▶ **Aim**
All entries are to be given again verbatim.

[Records that describe figures]
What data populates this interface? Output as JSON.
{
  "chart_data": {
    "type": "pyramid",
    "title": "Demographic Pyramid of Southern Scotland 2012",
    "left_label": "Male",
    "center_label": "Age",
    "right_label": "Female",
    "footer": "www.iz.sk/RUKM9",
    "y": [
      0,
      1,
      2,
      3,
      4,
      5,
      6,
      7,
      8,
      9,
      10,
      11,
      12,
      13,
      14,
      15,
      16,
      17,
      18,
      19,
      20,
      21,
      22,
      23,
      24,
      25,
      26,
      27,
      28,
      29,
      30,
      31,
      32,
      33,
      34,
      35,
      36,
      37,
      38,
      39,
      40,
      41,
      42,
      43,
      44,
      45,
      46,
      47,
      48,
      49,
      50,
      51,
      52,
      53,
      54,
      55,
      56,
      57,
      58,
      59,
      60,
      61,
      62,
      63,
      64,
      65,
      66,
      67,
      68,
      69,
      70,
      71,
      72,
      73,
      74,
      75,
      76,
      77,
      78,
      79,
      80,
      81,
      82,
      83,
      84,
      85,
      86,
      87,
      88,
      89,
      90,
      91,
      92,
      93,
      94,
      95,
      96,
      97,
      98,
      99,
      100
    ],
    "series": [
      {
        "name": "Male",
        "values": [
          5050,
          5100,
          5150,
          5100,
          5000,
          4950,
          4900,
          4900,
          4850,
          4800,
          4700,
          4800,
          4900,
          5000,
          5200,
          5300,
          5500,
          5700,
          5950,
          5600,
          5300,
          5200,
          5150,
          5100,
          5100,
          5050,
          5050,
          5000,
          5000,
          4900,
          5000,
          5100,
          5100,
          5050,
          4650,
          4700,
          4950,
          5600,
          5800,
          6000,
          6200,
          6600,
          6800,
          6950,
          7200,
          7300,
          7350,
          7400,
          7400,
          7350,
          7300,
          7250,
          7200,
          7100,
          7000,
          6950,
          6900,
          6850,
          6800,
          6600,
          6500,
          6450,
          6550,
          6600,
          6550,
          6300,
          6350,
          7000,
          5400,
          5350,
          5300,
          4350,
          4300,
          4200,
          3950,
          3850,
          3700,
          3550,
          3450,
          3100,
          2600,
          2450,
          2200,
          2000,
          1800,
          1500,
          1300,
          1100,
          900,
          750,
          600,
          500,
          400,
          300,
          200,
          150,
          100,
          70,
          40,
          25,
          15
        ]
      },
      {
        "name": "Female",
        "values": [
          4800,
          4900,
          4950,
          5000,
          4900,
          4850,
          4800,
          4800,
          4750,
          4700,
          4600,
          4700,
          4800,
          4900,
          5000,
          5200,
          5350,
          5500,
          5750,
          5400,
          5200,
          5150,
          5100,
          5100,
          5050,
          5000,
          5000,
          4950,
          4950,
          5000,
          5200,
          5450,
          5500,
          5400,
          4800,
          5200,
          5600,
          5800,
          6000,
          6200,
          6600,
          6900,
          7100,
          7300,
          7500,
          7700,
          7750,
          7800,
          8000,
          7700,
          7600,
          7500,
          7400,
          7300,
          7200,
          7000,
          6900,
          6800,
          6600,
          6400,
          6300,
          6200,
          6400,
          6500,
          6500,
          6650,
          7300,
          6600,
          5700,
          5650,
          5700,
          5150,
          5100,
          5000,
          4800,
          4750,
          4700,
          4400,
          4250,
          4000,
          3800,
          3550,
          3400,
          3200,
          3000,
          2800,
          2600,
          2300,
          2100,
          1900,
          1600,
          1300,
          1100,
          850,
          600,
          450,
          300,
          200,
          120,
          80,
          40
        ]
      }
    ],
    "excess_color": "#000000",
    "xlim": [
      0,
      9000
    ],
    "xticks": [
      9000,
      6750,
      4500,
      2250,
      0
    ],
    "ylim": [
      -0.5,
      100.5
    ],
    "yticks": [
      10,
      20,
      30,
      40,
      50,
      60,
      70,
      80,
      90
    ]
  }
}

▶ **Task result**
What data populates this interface? Output as JSON.
{
  "chart_data": {
    "type": "pyramid",
    "title": "Demographic Pyramid of Southern Scotland 2012",
    "left_label": "Male",
    "center_label": "Age",
    "right_label": "Female",
    "footer": "www.iz.sk/RUKM9",
    "y": [
      0,
      1,
      2,
      3,
      4,
      5,
      6,
      7,
      8,
      9,
      10,
      11,
      12,
      13,
      14,
      15,
      16,
      17,
      18,
      19,
      20,
      21,
      22,
      23,
      24,
      25,
      26,
      27,
      28,
      29,
      30,
      31,
      32,
      33,
      34,
      35,
      36,
      37,
      38,
      39,
      40,
      41,
      42,
      43,
      44,
      45,
      46,
      47,
      48,
      49,
      50,
      51,
      52,
      53,
      54,
      55,
      56,
      57,
      58,
      59,
      60,
      61,
      62,
      63,
      64,
      65,
      66,
      67,
      68,
      69,
      70,
      71,
      72,
      73,
      74,
      75,
      76,
      77,
      78,
      79,
      80,
      81,
      82,
      83,
      84,
      85,
      86,
      87,
      88,
      89,
      90,
      91,
      92,
      93,
      94,
      95,
      96,
      97,
      98,
      99,
      100
    ],
    "series": [
      {
        "name": "Male",
        "values": [
          5050,
          5100,
          5150,
          5100,
          5000,
          4950,
          4900,
          4900,
          4850,
          4800,
          4700,
          4800,
          4900,
          5000,
          5200,
          5300,
          5500,
          5700,
          5950,
          5600,
          5300,
          5200,
          5150,
          5100,
          5100,
          5050,
          5050,
          5000,
          5000,
          4900,
          5000,
          5100,
          5100,
          5050,
          4650,
          4700,
          4950,
          5600,
          5800,
          6000,
          6200,
          6600,
          6800,
          6950,
          7200,
          7300,
          7350,
          7400,
          7400,
          7350,
          7300,
          7250,
          7200,
          7100,
          7000,
          6950,
          6900,
          6850,
          6800,
          6600,
          6500,
          6450,
          6550,
          6600,
          6550,
          6300,
          6350,
          7000,
          5400,
          5350,
          5300,
          4350,
          4300,
          4200,
          3950,
          3850,
          3700,
          3550,
          3450,
          3100,
          2600,
          2450,
          2200,
          2000,
          1800,
          1500,
          1300,
          1100,
          900,
          750,
          600,
          500,
          400,
          300,
          200,
          150,
          100,
          70,
          40,
          25,
          15
        ]
      },
      {
        "name": "Female",
        "values": [
          4800,
          4900,
          4950,
          5000,
          4900,
          4850,
          4800,
          4800,
          4750,
          4700,
          4600,
          4700,
          4800,
          4900,
          5000,
          5200,
          5350,
          5500,
          5750,
          5400,
          5200,
          5150,
          5100,
          5100,
          5050,
          5000,
          5000,
          4950,
          4950,
          5000,
          5200,
          5450,
          5500,
          5400,
          4800,
          5200,
          5600,
          5800,
          6000,
          6200,
          6600,
          6900,
          7100,
          7300,
          7500,
          7700,
          7750,
          7800,
          8000,
          7700,
          7600,
          7500,
          7400,
          7300,
          7200,
          7000,
          6900,
          6800,
          6600,
          6400,
          6300,
          6200,
          6400,
          6500,
          6500,
          6650,
          7300,
          6600,
          5700,
          5650,
          5700,
          5150,
          5100,
          5000,
          4800,
          4750,
          4700,
          4400,
          4250,
          4000,
          3800,
          3550,
          3400,
          3200,
          3000,
          2800,
          2600,
          2300,
          2100,
          1900,
          1600,
          1300,
          1100,
          850,
          600,
          450,
          300,
          200,
          120,
          80,
          40
        ]
      }
    ],
    "excess_color": "#000000",
    "xlim": [
      0,
      9000
    ],
    "xticks": [
      9000,
      6750,
      4500,
      2250,
      0
    ],
    "ylim": [
      -0.5,
      100.5
    ],
    "yticks": [
      10,
      20,
      30,
      40,
      50,
      60,
      70,
      80,
      90
    ]
  }
}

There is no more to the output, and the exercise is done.